→ **THE REQUEST**: Reproduce each record exactly.

→ **INPUT ROWS**:
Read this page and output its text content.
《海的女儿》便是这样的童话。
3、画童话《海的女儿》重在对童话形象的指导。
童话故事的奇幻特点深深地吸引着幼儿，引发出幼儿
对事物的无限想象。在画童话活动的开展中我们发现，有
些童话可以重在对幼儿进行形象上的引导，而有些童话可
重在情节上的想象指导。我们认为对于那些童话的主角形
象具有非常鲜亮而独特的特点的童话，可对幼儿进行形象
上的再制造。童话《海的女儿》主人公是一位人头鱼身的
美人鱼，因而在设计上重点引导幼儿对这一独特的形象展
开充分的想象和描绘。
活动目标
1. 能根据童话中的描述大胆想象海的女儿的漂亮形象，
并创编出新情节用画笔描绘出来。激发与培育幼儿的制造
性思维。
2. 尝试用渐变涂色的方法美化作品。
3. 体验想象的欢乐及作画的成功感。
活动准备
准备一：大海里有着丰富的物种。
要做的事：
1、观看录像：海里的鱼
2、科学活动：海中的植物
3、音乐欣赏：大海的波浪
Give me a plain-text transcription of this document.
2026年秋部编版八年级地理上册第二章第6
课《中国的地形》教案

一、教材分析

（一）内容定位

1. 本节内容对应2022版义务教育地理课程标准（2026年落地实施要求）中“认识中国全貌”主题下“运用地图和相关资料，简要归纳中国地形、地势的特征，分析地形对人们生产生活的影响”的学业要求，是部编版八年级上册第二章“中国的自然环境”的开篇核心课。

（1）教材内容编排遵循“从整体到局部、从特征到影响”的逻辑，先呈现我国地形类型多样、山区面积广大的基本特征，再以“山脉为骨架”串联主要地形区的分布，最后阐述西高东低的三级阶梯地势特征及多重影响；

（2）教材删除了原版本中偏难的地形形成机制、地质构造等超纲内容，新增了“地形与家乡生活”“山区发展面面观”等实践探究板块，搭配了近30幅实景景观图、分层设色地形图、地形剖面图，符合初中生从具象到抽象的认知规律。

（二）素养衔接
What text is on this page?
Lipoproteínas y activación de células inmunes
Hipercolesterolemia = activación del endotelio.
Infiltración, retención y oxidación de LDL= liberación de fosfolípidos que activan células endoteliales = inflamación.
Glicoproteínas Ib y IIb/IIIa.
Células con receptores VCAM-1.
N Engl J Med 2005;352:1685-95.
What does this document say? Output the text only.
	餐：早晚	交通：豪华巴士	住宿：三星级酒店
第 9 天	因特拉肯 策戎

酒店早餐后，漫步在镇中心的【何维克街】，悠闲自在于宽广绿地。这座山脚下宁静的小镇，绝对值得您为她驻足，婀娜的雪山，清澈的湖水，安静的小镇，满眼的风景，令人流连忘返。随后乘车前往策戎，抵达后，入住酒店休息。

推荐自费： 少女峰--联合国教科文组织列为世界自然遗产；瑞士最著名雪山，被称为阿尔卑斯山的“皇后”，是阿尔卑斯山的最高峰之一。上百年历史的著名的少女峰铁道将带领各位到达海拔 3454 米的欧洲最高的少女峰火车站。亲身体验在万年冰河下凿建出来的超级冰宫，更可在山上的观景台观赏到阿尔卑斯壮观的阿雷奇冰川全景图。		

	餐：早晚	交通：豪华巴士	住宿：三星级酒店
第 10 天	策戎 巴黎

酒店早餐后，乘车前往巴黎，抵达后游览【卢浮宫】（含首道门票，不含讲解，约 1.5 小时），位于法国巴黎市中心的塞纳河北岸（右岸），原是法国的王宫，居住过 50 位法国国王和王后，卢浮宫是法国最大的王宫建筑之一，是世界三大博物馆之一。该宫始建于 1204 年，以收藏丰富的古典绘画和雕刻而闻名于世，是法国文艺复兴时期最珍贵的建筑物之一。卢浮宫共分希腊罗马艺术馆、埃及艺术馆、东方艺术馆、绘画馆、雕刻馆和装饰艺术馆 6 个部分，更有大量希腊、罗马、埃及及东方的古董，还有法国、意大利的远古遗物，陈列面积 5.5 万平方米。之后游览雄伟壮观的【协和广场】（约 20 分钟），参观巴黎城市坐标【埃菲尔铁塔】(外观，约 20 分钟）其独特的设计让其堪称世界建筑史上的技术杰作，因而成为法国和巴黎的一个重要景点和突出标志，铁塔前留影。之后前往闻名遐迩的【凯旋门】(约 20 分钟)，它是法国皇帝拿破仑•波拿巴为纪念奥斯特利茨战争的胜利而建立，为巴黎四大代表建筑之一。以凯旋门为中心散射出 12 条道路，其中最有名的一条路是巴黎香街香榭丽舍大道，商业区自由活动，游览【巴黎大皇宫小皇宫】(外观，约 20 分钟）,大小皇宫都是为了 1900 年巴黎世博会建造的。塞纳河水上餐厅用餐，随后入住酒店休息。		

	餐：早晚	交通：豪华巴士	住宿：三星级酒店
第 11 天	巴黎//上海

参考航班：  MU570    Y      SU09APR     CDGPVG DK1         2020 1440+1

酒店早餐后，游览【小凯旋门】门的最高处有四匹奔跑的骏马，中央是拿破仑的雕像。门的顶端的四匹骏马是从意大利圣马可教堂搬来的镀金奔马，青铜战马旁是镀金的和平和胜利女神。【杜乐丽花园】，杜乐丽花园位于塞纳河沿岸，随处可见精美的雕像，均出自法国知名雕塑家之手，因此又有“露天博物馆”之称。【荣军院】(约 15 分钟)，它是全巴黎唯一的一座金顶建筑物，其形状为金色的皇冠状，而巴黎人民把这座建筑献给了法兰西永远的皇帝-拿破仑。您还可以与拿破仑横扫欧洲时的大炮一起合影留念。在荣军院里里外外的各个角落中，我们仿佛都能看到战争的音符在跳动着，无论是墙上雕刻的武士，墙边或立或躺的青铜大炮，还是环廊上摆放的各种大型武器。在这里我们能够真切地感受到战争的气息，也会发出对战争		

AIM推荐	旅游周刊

→ **RIGHT ANSWER**:
Read this page and output its text content.
《海的女儿》便是这样的童话。
3、画童话《海的女儿》重在对童话形象的指导。
童话故事的奇幻特点深深地吸引着幼儿，引发出幼儿
对事物的无限想象。在画童话活动的开展中我们发现，有
些童话可以重在对幼儿进行形象上的引导，而有些童话可
重在情节上的想象指导。我们认为对于那些童话的主角形
象具有非常鲜亮而独特的特点的童话，可对幼儿进行形象
上的再制造。童话《海的女儿》主人公是一位人头鱼身的
美人鱼，因而在设计上重点引导幼儿对这一独特的形象展
开充分的想象和描绘。
活动目标
1. 能根据童话中的描述大胆想象海的女儿的漂亮形象，
并创编出新情节用画笔描绘出来。激发与培育幼儿的制造
性思维。
2. 尝试用渐变涂色的方法美化作品。
3. 体验想象的欢乐及作画的成功感。
活动准备
准备一：大海里有着丰富的物种。
要做的事：
1、观看录像：海里的鱼
2、科学活动：海中的植物
3、音乐欣赏：大海的波浪
Give me a plain-text transcription of this document.
2026年秋部编版八年级地理上册第二章第6
课《中国的地形》教案

一、教材分析

（一）内容定位

1. 本节内容对应2022版义务教育地理课程标准（2026年落地实施要求）中“认识中国全貌”主题下“运用地图和相关资料，简要归纳中国地形、地势的特征，分析地形对人们生产生活的影响”的学业要求，是部编版八年级上册第二章“中国的自然环境”的开篇核心课。

（1）教材内容编排遵循“从整体到局部、从特征到影响”的逻辑，先呈现我国地形类型多样、山区面积广大的基本特征，再以“山脉为骨架”串联主要地形区的分布，最后阐述西高东低的三级阶梯地势特征及多重影响；

（2）教材删除了原版本中偏难的地形形成机制、地质构造等超纲内容，新增了“地形与家乡生活”“山区发展面面观”等实践探究板块，搭配了近30幅实景景观图、分层设色地形图、地形剖面图，符合初中生从具象到抽象的认知规律。

（二）素养衔接
What text is on this page?
Lipoproteínas y activación de células inmunes
Hipercolesterolemia = activación del endotelio.
Infiltración, retención y oxidación de LDL= liberación de fosfolípidos que activan células endoteliales = inflamación.
Glicoproteínas Ib y IIb/IIIa.
Células con receptores VCAM-1.
N Engl J Med 2005;352:1685-95.
What does this document say? Output the text only.
	餐：早晚	交通：豪华巴士	住宿：三星级酒店
第 9 天	因特拉肯 策戎

酒店早餐后，漫步在镇中心的【何维克街】，悠闲自在于宽广绿地。这座山脚下宁静的小镇，绝对值得您为她驻足，婀娜的雪山，清澈的湖水，安静的小镇，满眼的风景，令人流连忘返。随后乘车前往策戎，抵达后，入住酒店休息。

推荐自费： 少女峰--联合国教科文组织列为世界自然遗产；瑞士最著名雪山，被称为阿尔卑斯山的“皇后”，是阿尔卑斯山的最高峰之一。上百年历史的著名的少女峰铁道将带领各位到达海拔 3454 米的欧洲最高的少女峰火车站。亲身体验在万年冰河下凿建出来的超级冰宫，更可在山上的观景台观赏到阿尔卑斯壮观的阿雷奇冰川全景图。		

	餐：早晚	交通：豪华巴士	住宿：三星级酒店
第 10 天	策戎 巴黎

酒店早餐后，乘车前往巴黎，抵达后游览【卢浮宫】（含首道门票，不含讲解，约 1.5 小时），位于法国巴黎市中心的塞纳河北岸（右岸），原是法国的王宫，居住过 50 位法国国王和王后，卢浮宫是法国最大的王宫建筑之一，是世界三大博物馆之一。该宫始建于 1204 年，以收藏丰富的古典绘画和雕刻而闻名于世，是法国文艺复兴时期最珍贵的建筑物之一。卢浮宫共分希腊罗马艺术馆、埃及艺术馆、东方艺术馆、绘画馆、雕刻馆和装饰艺术馆 6 个部分，更有大量希腊、罗马、埃及及东方的古董，还有法国、意大利的远古遗物，陈列面积 5.5 万平方米。之后游览雄伟壮观的【协和广场】（约 20 分钟），参观巴黎城市坐标【埃菲尔铁塔】(外观，约 20 分钟）其独特的设计让其堪称世界建筑史上的技术杰作，因而成为法国和巴黎的一个重要景点和突出标志，铁塔前留影。之后前往闻名遐迩的【凯旋门】(约 20 分钟)，它是法国皇帝拿破仑•波拿巴为纪念奥斯特利茨战争的胜利而建立，为巴黎四大代表建筑之一。以凯旋门为中心散射出 12 条道路，其中最有名的一条路是巴黎香街香榭丽舍大道，商业区自由活动，游览【巴黎大皇宫小皇宫】(外观，约 20 分钟）,大小皇宫都是为了 1900 年巴黎世博会建造的。塞纳河水上餐厅用餐，随后入住酒店休息。		

	餐：早晚	交通：豪华巴士	住宿：三星级酒店
第 11 天	巴黎//上海

参考航班：  MU570    Y      SU09APR     CDGPVG DK1         2020 1440+1

酒店早餐后，游览【小凯旋门】门的最高处有四匹奔跑的骏马，中央是拿破仑的雕像。门的顶端的四匹骏马是从意大利圣马可教堂搬来的镀金奔马，青铜战马旁是镀金的和平和胜利女神。【杜乐丽花园】，杜乐丽花园位于塞纳河沿岸，随处可见精美的雕像，均出自法国知名雕塑家之手，因此又有“露天博物馆”之称。【荣军院】(约 15 分钟)，它是全巴黎唯一的一座金顶建筑物，其形状为金色的皇冠状，而巴黎人民把这座建筑献给了法兰西永远的皇帝-拿破仑。您还可以与拿破仑横扫欧洲时的大炮一起合影留念。在荣军院里里外外的各个角落中，我们仿佛都能看到战争的音符在跳动着，无论是墙上雕刻的武士，墙边或立或躺的青铜大炮，还是环廊上摆放的各种大型武器。在这里我们能够真切地感受到战争的气息，也会发出对战争		

AIM推荐	旅游周刊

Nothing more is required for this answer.